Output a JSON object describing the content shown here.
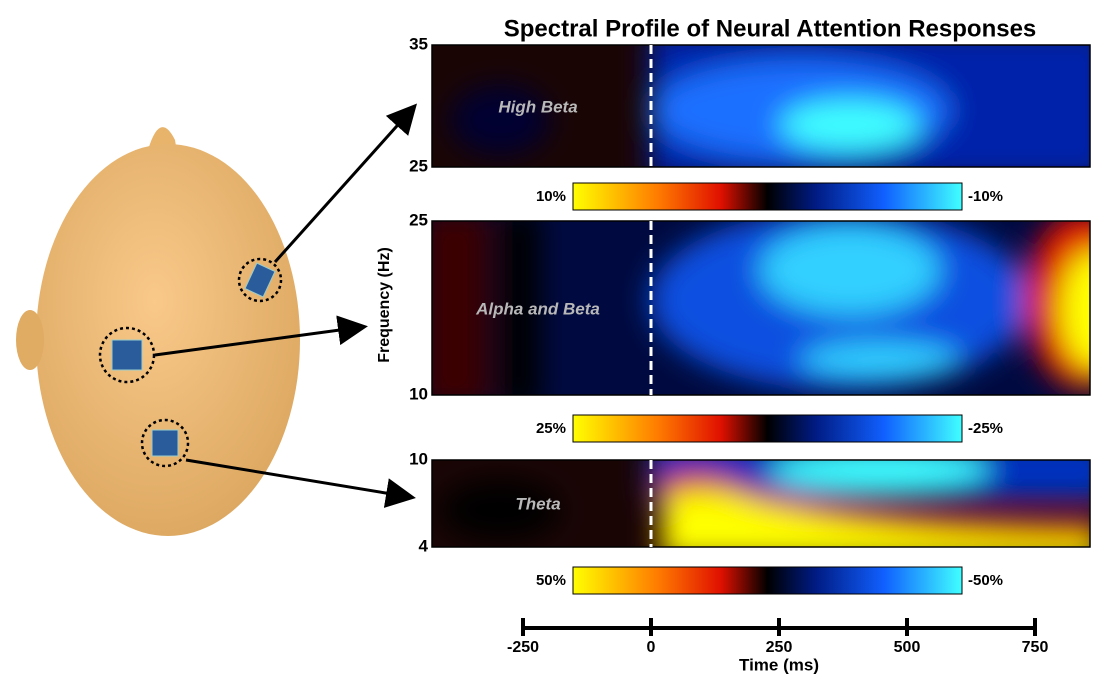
{
  "title": "Spectral Profile of Neural Attention Responses",
  "y_label": "Frequency (Hz)",
  "x_axis": {
    "label": "Time (ms)",
    "xlim": [
      -250,
      750
    ],
    "ticks": [
      -250,
      0,
      250,
      500,
      750
    ]
  },
  "panels": [
    {
      "label": "High Beta",
      "ylim": [
        25,
        35
      ],
      "yticks": [
        25,
        35
      ],
      "colorbar": [
        "10%",
        "-10%"
      ]
    },
    {
      "label": "Alpha and Beta",
      "ylim": [
        10,
        25
      ],
      "yticks": [
        10,
        25
      ],
      "colorbar": [
        "25%",
        "-25%"
      ]
    },
    {
      "label": "Theta",
      "ylim": [
        4,
        10
      ],
      "yticks": [
        4,
        10
      ],
      "colorbar": [
        "50%",
        "-50%"
      ]
    }
  ]
}
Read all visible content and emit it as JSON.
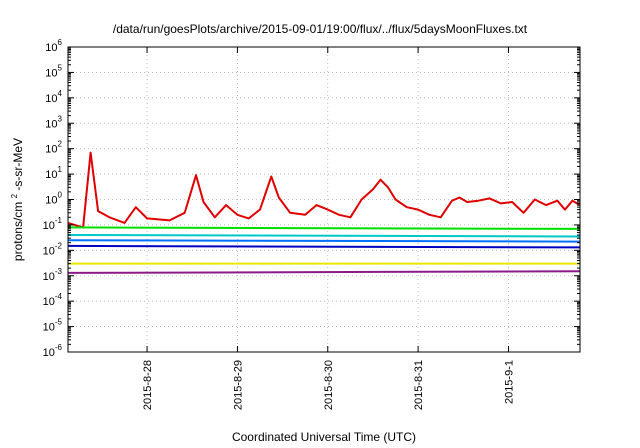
{
  "chart_data": {
    "type": "line",
    "title": "/data/run/goesPlots/archive/2015-09-01/19:00/flux/../flux/5daysMoonFluxes.txt",
    "xlabel": "Coordinated Universal Time (UTC)",
    "ylabel": {
      "before": "protons/cm",
      "superscript": "2",
      "after": "-s-sr-MeV"
    },
    "yscale": "log",
    "ylim": [
      1e-06,
      1000000.0
    ],
    "y_ticks": [
      {
        "mantissa": "10",
        "exponent": "-6",
        "value": 1e-06
      },
      {
        "mantissa": "10",
        "exponent": "-5",
        "value": 1e-05
      },
      {
        "mantissa": "10",
        "exponent": "-4",
        "value": 0.0001
      },
      {
        "mantissa": "10",
        "exponent": "-3",
        "value": 0.001
      },
      {
        "mantissa": "10",
        "exponent": "-2",
        "value": 0.01
      },
      {
        "mantissa": "10",
        "exponent": "-1",
        "value": 0.1
      },
      {
        "mantissa": "10",
        "exponent": "0",
        "value": 1
      },
      {
        "mantissa": "10",
        "exponent": "1",
        "value": 10
      },
      {
        "mantissa": "10",
        "exponent": "2",
        "value": 100
      },
      {
        "mantissa": "10",
        "exponent": "3",
        "value": 1000
      },
      {
        "mantissa": "10",
        "exponent": "4",
        "value": 10000
      },
      {
        "mantissa": "10",
        "exponent": "5",
        "value": 100000
      },
      {
        "mantissa": "10",
        "exponent": "6",
        "value": 1000000
      }
    ],
    "xlim": [
      "2015-08-27 03:00",
      "2015-09-01 19:00"
    ],
    "x_ticks": [
      {
        "label": "2015-8-28",
        "value": "2015-08-28 00:00"
      },
      {
        "label": "2015-8-29",
        "value": "2015-08-29 00:00"
      },
      {
        "label": "2015-8-30",
        "value": "2015-08-30 00:00"
      },
      {
        "label": "2015-8-31",
        "value": "2015-08-31 00:00"
      },
      {
        "label": "2015-9-1",
        "value": "2015-09-01 00:00"
      }
    ],
    "grid": true,
    "legend": "none",
    "series": [
      {
        "color": "#e00000",
        "points": [
          [
            "2015-08-27 03:00",
            0.12
          ],
          [
            "2015-08-27 07:00",
            0.08
          ],
          [
            "2015-08-27 09:00",
            70
          ],
          [
            "2015-08-27 11:00",
            0.35
          ],
          [
            "2015-08-27 14:00",
            0.2
          ],
          [
            "2015-08-27 18:00",
            0.12
          ],
          [
            "2015-08-27 21:00",
            0.5
          ],
          [
            "2015-08-28 00:00",
            0.18
          ],
          [
            "2015-08-28 06:00",
            0.15
          ],
          [
            "2015-08-28 10:00",
            0.3
          ],
          [
            "2015-08-28 13:00",
            9
          ],
          [
            "2015-08-28 15:00",
            0.8
          ],
          [
            "2015-08-28 18:00",
            0.2
          ],
          [
            "2015-08-28 21:00",
            0.6
          ],
          [
            "2015-08-29 00:00",
            0.25
          ],
          [
            "2015-08-29 03:00",
            0.18
          ],
          [
            "2015-08-29 06:00",
            0.4
          ],
          [
            "2015-08-29 09:00",
            8
          ],
          [
            "2015-08-29 11:00",
            1.2
          ],
          [
            "2015-08-29 14:00",
            0.3
          ],
          [
            "2015-08-29 18:00",
            0.25
          ],
          [
            "2015-08-29 21:00",
            0.6
          ],
          [
            "2015-08-30 00:00",
            0.4
          ],
          [
            "2015-08-30 03:00",
            0.25
          ],
          [
            "2015-08-30 06:00",
            0.2
          ],
          [
            "2015-08-30 09:00",
            1
          ],
          [
            "2015-08-30 12:00",
            2.5
          ],
          [
            "2015-08-30 14:00",
            6
          ],
          [
            "2015-08-30 16:00",
            3
          ],
          [
            "2015-08-30 18:00",
            1
          ],
          [
            "2015-08-30 21:00",
            0.5
          ],
          [
            "2015-08-31 00:00",
            0.4
          ],
          [
            "2015-08-31 03:00",
            0.25
          ],
          [
            "2015-08-31 06:00",
            0.2
          ],
          [
            "2015-08-31 09:00",
            0.9
          ],
          [
            "2015-08-31 11:00",
            1.2
          ],
          [
            "2015-08-31 13:00",
            0.8
          ],
          [
            "2015-08-31 16:00",
            0.9
          ],
          [
            "2015-08-31 19:00",
            1.1
          ],
          [
            "2015-08-31 22:00",
            0.7
          ],
          [
            "2015-09-01 01:00",
            0.8
          ],
          [
            "2015-09-01 04:00",
            0.3
          ],
          [
            "2015-09-01 07:00",
            1
          ],
          [
            "2015-09-01 10:00",
            0.6
          ],
          [
            "2015-09-01 13:00",
            0.9
          ],
          [
            "2015-09-01 15:00",
            0.4
          ],
          [
            "2015-09-01 17:00",
            0.9
          ],
          [
            "2015-09-01 19:00",
            0.6
          ]
        ]
      },
      {
        "color": "#00e000",
        "points": [
          [
            "2015-08-27 03:00",
            0.08
          ],
          [
            "2015-09-01 19:00",
            0.07
          ]
        ]
      },
      {
        "color": "#00c8c8",
        "points": [
          [
            "2015-08-27 03:00",
            0.04
          ],
          [
            "2015-09-01 19:00",
            0.035
          ]
        ]
      },
      {
        "color": "#0070ff",
        "points": [
          [
            "2015-08-27 03:00",
            0.025
          ],
          [
            "2015-09-01 19:00",
            0.022
          ]
        ]
      },
      {
        "color": "#0000c0",
        "points": [
          [
            "2015-08-27 03:00",
            0.015
          ],
          [
            "2015-09-01 19:00",
            0.013
          ]
        ]
      },
      {
        "color": "#e8e800",
        "points": [
          [
            "2015-08-27 03:00",
            0.003
          ],
          [
            "2015-09-01 19:00",
            0.003
          ]
        ]
      },
      {
        "color": "#8b1a89",
        "points": [
          [
            "2015-08-27 03:00",
            0.0013
          ],
          [
            "2015-09-01 19:00",
            0.0015
          ]
        ]
      }
    ]
  }
}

......

TASK DETAILS: Give back every line exactly as it stands, pictures excluded.

THE REPLY:
Output a JSON object describing the content shown here.
{
  "title": "Spectral Profile of Neural Attention Responses",
  "y_label": "Frequency (Hz)",
  "x_axis": {
    "label": "Time (ms)",
    "xlim": [
      -250,
      750
    ],
    "ticks": [
      -250,
      0,
      250,
      500,
      750
    ]
  },
  "panels": [
    {
      "label": "High Beta",
      "ylim": [
        25,
        35
      ],
      "yticks": [
        25,
        35
      ],
      "colorbar": [
        "10%",
        "-10%"
      ]
    },
    {
      "label": "Alpha and Beta",
      "ylim": [
        10,
        25
      ],
      "yticks": [
        10,
        25
      ],
      "colorbar": [
        "25%",
        "-25%"
      ]
    },
    {
      "label": "Theta",
      "ylim": [
        4,
        10
      ],
      "yticks": [
        4,
        10
      ],
      "colorbar": [
        "50%",
        "-50%"
      ]
    }
  ]
}
Read all visible content and emit it as JSON.
{
  "chart_data": {
    "type": "line",
    "title": "/data/run/goesPlots/archive/2015-09-01/19:00/flux/../flux/5daysMoonFluxes.txt",
    "xlabel": "Coordinated Universal Time (UTC)",
    "ylabel": {
      "before": "protons/cm",
      "superscript": "2",
      "after": "-s-sr-MeV"
    },
    "yscale": "log",
    "ylim": [
      1e-06,
      1000000.0
    ],
    "y_ticks": [
      {
        "mantissa": "10",
        "exponent": "-6",
        "value": 1e-06
      },
      {
        "mantissa": "10",
        "exponent": "-5",
        "value": 1e-05
      },
      {
        "mantissa": "10",
        "exponent": "-4",
        "value": 0.0001
      },
      {
        "mantissa": "10",
        "exponent": "-3",
        "value": 0.001
      },
      {
        "mantissa": "10",
        "exponent": "-2",
        "value": 0.01
      },
      {
        "mantissa": "10",
        "exponent": "-1",
        "value": 0.1
      },
      {
        "mantissa": "10",
        "exponent": "0",
        "value": 1
      },
      {
        "mantissa": "10",
        "exponent": "1",
        "value": 10
      },
      {
        "mantissa": "10",
        "exponent": "2",
        "value": 100
      },
      {
        "mantissa": "10",
        "exponent": "3",
        "value": 1000
      },
      {
        "mantissa": "10",
        "exponent": "4",
        "value": 10000
      },
      {
        "mantissa": "10",
        "exponent": "5",
        "value": 100000
      },
      {
        "mantissa": "10",
        "exponent": "6",
        "value": 1000000
      }
    ],
    "xlim": [
      "2015-08-27 03:00",
      "2015-09-01 19:00"
    ],
    "x_ticks": [
      {
        "label": "2015-8-28",
        "value": "2015-08-28 00:00"
      },
      {
        "label": "2015-8-29",
        "value": "2015-08-29 00:00"
      },
      {
        "label": "2015-8-30",
        "value": "2015-08-30 00:00"
      },
      {
        "label": "2015-8-31",
        "value": "2015-08-31 00:00"
      },
      {
        "label": "2015-9-1",
        "value": "2015-09-01 00:00"
      }
    ],
    "grid": true,
    "legend": "none",
    "series": [
      {
        "color": "#e00000",
        "points": [
          [
            "2015-08-27 03:00",
            0.12
          ],
          [
            "2015-08-27 07:00",
            0.08
          ],
          [
            "2015-08-27 09:00",
            70
          ],
          [
            "2015-08-27 11:00",
            0.35
          ],
          [
            "2015-08-27 14:00",
            0.2
          ],
          [
            "2015-08-27 18:00",
            0.12
          ],
          [
            "2015-08-27 21:00",
            0.5
          ],
          [
            "2015-08-28 00:00",
            0.18
          ],
          [
            "2015-08-28 06:00",
            0.15
          ],
          [
            "2015-08-28 10:00",
            0.3
          ],
          [
            "2015-08-28 13:00",
            9
          ],
          [
            "2015-08-28 15:00",
            0.8
          ],
          [
            "2015-08-28 18:00",
            0.2
          ],
          [
            "2015-08-28 21:00",
            0.6
          ],
          [
            "2015-08-29 00:00",
            0.25
          ],
          [
            "2015-08-29 03:00",
            0.18
          ],
          [
            "2015-08-29 06:00",
            0.4
          ],
          [
            "2015-08-29 09:00",
            8
          ],
          [
            "2015-08-29 11:00",
            1.2
          ],
          [
            "2015-08-29 14:00",
            0.3
          ],
          [
            "2015-08-29 18:00",
            0.25
          ],
          [
            "2015-08-29 21:00",
            0.6
          ],
          [
            "2015-08-30 00:00",
            0.4
          ],
          [
            "2015-08-30 03:00",
            0.25
          ],
          [
            "2015-08-30 06:00",
            0.2
          ],
          [
            "2015-08-30 09:00",
            1
          ],
          [
            "2015-08-30 12:00",
            2.5
          ],
          [
            "2015-08-30 14:00",
            6
          ],
          [
            "2015-08-30 16:00",
            3
          ],
          [
            "2015-08-30 18:00",
            1
          ],
          [
            "2015-08-30 21:00",
            0.5
          ],
          [
            "2015-08-31 00:00",
            0.4
          ],
          [
            "2015-08-31 03:00",
            0.25
          ],
          [
            "2015-08-31 06:00",
            0.2
          ],
          [
            "2015-08-31 09:00",
            0.9
          ],
          [
            "2015-08-31 11:00",
            1.2
          ],
          [
            "2015-08-31 13:00",
            0.8
          ],
          [
            "2015-08-31 16:00",
            0.9
          ],
          [
            "2015-08-31 19:00",
            1.1
          ],
          [
            "2015-08-31 22:00",
            0.7
          ],
          [
            "2015-09-01 01:00",
            0.8
          ],
          [
            "2015-09-01 04:00",
            0.3
          ],
          [
            "2015-09-01 07:00",
            1
          ],
          [
            "2015-09-01 10:00",
            0.6
          ],
          [
            "2015-09-01 13:00",
            0.9
          ],
          [
            "2015-09-01 15:00",
            0.4
          ],
          [
            "2015-09-01 17:00",
            0.9
          ],
          [
            "2015-09-01 19:00",
            0.6
          ]
        ]
      },
      {
        "color": "#00e000",
        "points": [
          [
            "2015-08-27 03:00",
            0.08
          ],
          [
            "2015-09-01 19:00",
            0.07
          ]
        ]
      },
      {
        "color": "#00c8c8",
        "points": [
          [
            "2015-08-27 03:00",
            0.04
          ],
          [
            "2015-09-01 19:00",
            0.035
          ]
        ]
      },
      {
        "color": "#0070ff",
        "points": [
          [
            "2015-08-27 03:00",
            0.025
          ],
          [
            "2015-09-01 19:00",
            0.022
          ]
        ]
      },
      {
        "color": "#0000c0",
        "points": [
          [
            "2015-08-27 03:00",
            0.015
          ],
          [
            "2015-09-01 19:00",
            0.013
          ]
        ]
      },
      {
        "color": "#e8e800",
        "points": [
          [
            "2015-08-27 03:00",
            0.003
          ],
          [
            "2015-09-01 19:00",
            0.003
          ]
        ]
      },
      {
        "color": "#8b1a89",
        "points": [
          [
            "2015-08-27 03:00",
            0.0013
          ],
          [
            "2015-09-01 19:00",
            0.0015
          ]
        ]
      }
    ]
  }
}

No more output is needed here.